- _Raw records_:
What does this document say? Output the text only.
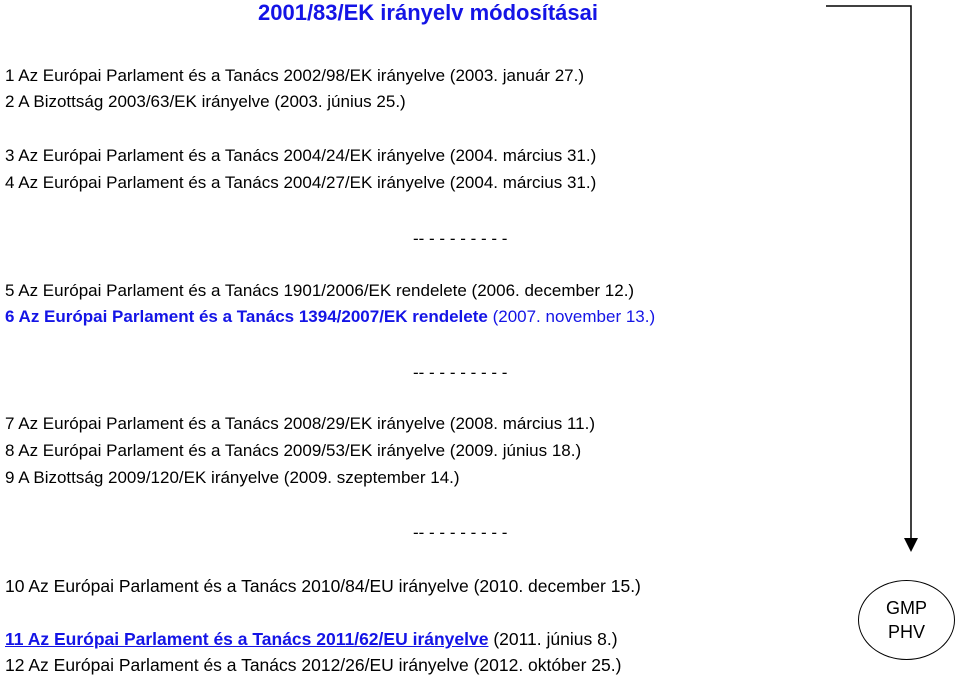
2001/83/EK irányelv módosításai
1 Az Európai Parlament és a Tanács 2002/98/EK irányelve (2003. január 27.)
2 A Bizottság 2003/63/EK irányelve (2003. június 25.)
3 Az Európai Parlament és a Tanács 2004/24/EK irányelve (2004. március 31.)
4 Az Európai Parlament és a Tanács 2004/27/EK irányelve (2004. március 31.)
-- - - - - - - - -
5 Az Európai Parlament és a Tanács 1901/2006/EK rendelete (2006. december 12.)
6 Az Európai Parlament és a Tanács 1394/2007/EK rendelete (2007. november 13.)
-- - - - - - - - -
7 Az Európai Parlament és a Tanács 2008/29/EK irányelve (2008. március 11.)
8 Az Európai Parlament és a Tanács 2009/53/EK irányelve (2009. június 18.)
9 A Bizottság 2009/120/EK irányelve (2009. szeptember 14.)
-- - - - - - - - -
10 Az Európai Parlament és a Tanács 2010/84/EU irányelve (2010. december 15.)
11 Az Európai Parlament és a Tanács 2011/62/EU irányelve (2011. június 8.)
12 Az Európai Parlament és a Tanács 2012/26/EU irányelve (2012. október 25.)
GMP
PHV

- _Task requirements_: None of the pictures should appear; repeat the records exactly otherwise.

- _Answer for the task_:
What does this document say? Output the text only.
2001/83/EK irányelv módosításai
1 Az Európai Parlament és a Tanács 2002/98/EK irányelve (2003. január 27.)
2 A Bizottság 2003/63/EK irányelve (2003. június 25.)
3 Az Európai Parlament és a Tanács 2004/24/EK irányelve (2004. március 31.)
4 Az Európai Parlament és a Tanács 2004/27/EK irányelve (2004. március 31.)
-- - - - - - - - -
5 Az Európai Parlament és a Tanács 1901/2006/EK rendelete (2006. december 12.)
6 Az Európai Parlament és a Tanács 1394/2007/EK rendelete (2007. november 13.)
-- - - - - - - - -
7 Az Európai Parlament és a Tanács 2008/29/EK irányelve (2008. március 11.)
8 Az Európai Parlament és a Tanács 2009/53/EK irányelve (2009. június 18.)
9 A Bizottság 2009/120/EK irányelve (2009. szeptember 14.)
-- - - - - - - - -
10 Az Európai Parlament és a Tanács 2010/84/EU irányelve (2010. december 15.)
11 Az Európai Parlament és a Tanács 2011/62/EU irányelve (2011. június 8.)
12 Az Európai Parlament és a Tanács 2012/26/EU irányelve (2012. október 25.)
GMP
PHV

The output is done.